Your objective:
Report the total number of lines that include the string "here", without any other text.

The records:
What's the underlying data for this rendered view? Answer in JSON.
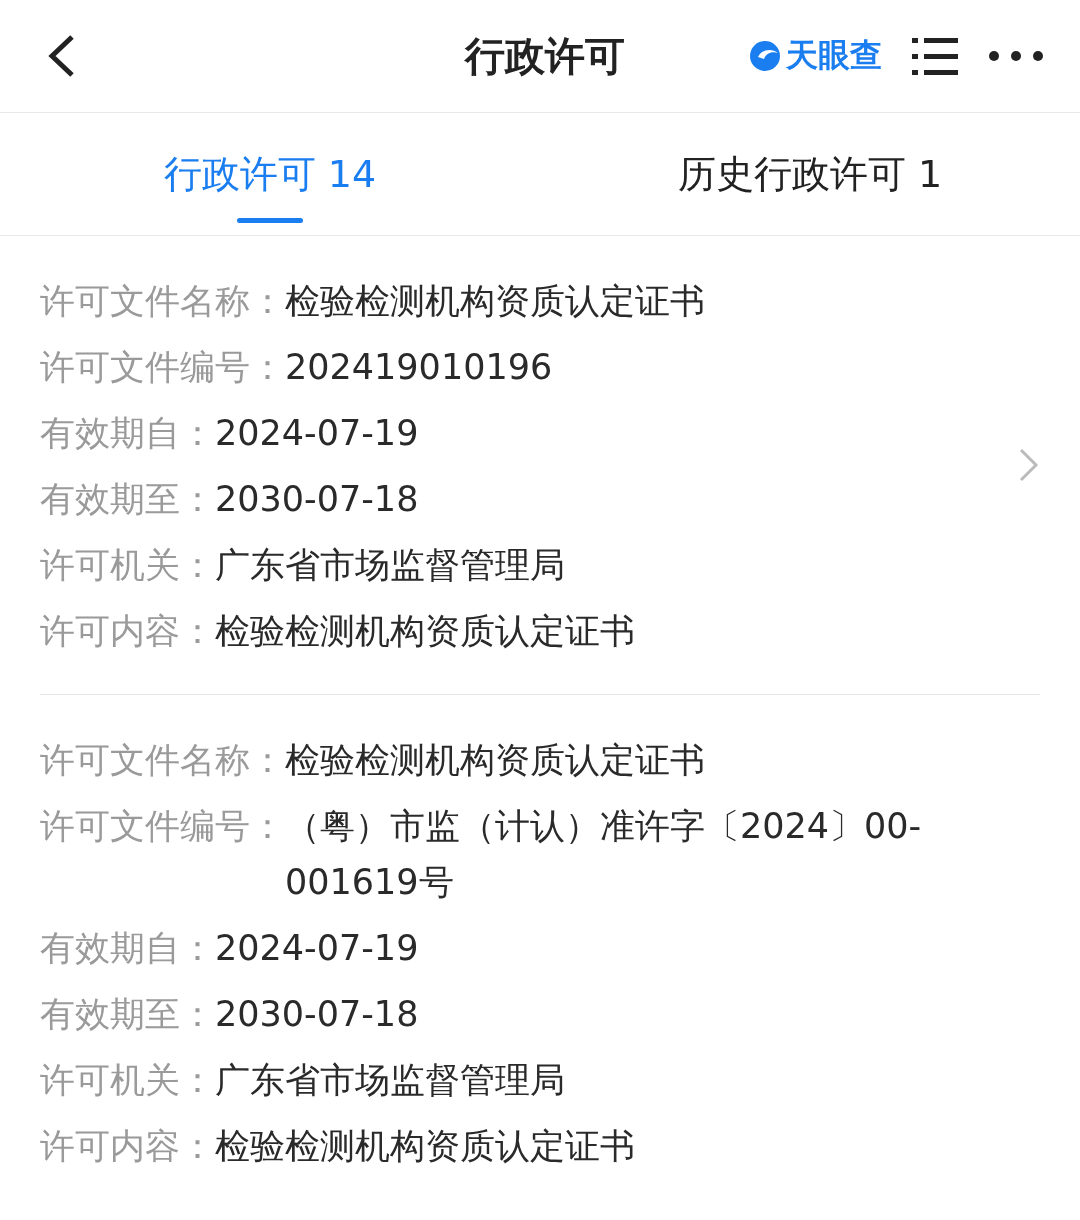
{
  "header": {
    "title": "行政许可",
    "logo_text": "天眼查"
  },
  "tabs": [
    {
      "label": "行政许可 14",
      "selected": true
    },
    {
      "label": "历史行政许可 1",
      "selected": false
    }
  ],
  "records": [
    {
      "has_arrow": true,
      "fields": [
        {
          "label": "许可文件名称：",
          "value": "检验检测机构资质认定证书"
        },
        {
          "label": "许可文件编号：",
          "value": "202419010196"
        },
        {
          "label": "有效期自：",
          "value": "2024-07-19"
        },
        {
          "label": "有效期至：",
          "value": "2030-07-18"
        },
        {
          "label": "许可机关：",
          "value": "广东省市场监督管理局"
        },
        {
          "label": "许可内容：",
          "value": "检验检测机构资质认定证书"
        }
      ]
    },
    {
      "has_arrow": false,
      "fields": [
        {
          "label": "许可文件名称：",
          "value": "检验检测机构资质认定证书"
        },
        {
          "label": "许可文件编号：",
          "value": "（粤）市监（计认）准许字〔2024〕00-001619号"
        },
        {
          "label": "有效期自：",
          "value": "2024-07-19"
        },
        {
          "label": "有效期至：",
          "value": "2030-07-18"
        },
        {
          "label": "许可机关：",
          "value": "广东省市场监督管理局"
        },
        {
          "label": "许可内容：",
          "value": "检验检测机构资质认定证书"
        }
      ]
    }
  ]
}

...

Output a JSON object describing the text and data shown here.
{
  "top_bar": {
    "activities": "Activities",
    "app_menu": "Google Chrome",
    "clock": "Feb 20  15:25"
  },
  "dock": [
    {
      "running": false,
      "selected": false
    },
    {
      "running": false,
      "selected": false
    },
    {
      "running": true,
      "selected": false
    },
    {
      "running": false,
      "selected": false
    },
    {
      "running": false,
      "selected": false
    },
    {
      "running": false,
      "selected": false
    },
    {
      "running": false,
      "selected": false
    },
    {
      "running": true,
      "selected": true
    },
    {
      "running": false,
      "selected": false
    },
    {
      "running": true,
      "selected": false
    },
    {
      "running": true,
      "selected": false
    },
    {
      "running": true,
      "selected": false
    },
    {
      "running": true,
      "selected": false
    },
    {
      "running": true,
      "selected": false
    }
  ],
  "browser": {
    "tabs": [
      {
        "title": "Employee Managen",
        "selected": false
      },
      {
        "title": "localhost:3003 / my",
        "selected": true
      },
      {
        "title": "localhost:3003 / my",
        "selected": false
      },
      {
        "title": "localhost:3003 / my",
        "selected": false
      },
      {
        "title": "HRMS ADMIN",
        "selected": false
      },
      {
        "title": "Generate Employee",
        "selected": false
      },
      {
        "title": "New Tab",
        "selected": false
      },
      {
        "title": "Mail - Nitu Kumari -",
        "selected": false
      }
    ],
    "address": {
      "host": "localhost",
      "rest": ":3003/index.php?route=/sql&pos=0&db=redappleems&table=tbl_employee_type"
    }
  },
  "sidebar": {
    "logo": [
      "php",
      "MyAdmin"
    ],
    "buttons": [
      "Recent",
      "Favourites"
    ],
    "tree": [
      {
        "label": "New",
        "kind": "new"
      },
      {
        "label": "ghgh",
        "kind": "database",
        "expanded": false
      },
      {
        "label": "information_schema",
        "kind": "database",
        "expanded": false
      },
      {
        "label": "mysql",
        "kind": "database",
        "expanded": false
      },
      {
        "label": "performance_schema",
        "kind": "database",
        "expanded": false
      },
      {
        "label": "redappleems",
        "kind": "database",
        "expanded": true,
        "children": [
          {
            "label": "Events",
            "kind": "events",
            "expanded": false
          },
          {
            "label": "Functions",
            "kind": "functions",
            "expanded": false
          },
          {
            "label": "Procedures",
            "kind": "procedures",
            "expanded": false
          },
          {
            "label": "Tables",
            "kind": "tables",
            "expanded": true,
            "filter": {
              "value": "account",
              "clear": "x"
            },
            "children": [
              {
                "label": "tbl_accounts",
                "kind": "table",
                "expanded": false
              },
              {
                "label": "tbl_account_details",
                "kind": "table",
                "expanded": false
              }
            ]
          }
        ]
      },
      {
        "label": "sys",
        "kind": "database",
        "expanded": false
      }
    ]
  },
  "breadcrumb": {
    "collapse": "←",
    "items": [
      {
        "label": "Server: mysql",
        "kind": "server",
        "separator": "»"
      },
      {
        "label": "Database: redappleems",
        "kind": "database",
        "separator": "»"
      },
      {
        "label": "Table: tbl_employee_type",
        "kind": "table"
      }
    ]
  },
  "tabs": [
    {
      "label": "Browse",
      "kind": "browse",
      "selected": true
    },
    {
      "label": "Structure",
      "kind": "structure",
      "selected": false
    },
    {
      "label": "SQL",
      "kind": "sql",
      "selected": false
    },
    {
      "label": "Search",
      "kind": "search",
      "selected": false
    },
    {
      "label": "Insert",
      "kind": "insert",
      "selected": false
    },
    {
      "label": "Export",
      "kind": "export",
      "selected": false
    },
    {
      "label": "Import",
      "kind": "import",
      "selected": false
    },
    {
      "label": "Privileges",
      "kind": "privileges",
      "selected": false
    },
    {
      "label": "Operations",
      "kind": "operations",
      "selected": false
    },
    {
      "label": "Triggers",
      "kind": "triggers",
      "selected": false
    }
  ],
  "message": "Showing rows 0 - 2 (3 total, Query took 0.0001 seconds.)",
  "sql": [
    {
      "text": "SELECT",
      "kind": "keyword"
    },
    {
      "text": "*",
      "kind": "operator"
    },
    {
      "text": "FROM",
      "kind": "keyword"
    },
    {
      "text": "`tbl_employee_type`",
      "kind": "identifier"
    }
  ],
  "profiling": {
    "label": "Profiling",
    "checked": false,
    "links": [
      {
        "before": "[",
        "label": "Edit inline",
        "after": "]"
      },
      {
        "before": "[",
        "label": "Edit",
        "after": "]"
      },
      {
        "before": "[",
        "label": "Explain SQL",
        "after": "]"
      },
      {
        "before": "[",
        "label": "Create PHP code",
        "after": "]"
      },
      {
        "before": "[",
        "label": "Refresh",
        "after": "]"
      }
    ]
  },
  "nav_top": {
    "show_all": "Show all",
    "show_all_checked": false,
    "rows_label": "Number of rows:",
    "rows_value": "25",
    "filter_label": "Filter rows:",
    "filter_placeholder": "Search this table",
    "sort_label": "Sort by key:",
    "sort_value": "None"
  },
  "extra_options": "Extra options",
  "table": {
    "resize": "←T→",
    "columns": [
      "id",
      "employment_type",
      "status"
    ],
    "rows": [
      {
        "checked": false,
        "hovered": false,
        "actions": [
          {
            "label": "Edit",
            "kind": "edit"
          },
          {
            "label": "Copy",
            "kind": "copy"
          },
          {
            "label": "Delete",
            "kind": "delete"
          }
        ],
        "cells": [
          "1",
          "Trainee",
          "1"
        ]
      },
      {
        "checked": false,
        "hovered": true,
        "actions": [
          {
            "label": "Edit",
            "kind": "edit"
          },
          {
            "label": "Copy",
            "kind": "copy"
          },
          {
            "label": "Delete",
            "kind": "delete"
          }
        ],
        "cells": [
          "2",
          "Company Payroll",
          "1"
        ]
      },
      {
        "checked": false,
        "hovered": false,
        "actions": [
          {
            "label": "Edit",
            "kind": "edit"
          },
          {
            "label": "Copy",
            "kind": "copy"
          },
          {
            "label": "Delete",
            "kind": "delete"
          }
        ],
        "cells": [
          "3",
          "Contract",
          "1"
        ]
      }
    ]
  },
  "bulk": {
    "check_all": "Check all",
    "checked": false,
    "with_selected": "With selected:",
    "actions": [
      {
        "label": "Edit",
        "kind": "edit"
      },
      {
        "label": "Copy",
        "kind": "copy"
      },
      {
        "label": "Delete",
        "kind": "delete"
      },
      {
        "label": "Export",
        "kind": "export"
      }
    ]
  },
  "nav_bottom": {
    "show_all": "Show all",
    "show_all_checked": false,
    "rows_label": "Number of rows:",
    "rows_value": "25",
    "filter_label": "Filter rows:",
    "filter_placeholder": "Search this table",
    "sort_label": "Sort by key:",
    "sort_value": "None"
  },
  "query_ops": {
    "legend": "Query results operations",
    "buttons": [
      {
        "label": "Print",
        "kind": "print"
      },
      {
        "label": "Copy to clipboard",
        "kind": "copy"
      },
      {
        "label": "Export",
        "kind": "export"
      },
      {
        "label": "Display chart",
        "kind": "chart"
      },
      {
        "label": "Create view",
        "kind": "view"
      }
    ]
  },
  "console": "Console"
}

--

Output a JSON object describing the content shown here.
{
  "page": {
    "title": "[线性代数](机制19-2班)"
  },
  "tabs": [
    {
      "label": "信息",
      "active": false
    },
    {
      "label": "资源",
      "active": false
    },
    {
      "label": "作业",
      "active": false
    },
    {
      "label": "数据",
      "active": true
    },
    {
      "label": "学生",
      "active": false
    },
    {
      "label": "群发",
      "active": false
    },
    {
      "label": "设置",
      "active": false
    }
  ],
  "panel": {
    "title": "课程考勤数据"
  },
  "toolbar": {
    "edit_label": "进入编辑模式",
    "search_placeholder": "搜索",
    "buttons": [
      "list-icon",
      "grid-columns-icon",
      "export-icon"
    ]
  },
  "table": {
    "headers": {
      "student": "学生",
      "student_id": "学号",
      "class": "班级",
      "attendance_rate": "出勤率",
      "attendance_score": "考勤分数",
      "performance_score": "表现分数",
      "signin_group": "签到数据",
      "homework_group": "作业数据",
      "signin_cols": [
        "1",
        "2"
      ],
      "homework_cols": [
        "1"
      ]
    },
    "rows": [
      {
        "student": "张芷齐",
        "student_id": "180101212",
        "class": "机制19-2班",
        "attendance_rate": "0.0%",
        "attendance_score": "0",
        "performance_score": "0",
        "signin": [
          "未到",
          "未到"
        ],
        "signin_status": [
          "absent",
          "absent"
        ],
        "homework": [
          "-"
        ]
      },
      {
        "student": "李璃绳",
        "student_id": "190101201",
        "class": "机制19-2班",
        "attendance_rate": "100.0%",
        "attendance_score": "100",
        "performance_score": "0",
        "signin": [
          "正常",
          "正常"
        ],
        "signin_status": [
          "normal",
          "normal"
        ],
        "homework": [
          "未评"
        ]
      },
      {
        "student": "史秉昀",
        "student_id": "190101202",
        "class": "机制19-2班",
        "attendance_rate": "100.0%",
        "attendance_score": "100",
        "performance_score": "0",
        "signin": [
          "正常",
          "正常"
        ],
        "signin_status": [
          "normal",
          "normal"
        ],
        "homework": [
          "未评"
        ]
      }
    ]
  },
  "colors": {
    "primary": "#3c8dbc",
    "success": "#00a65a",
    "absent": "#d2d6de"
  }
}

Written response:
2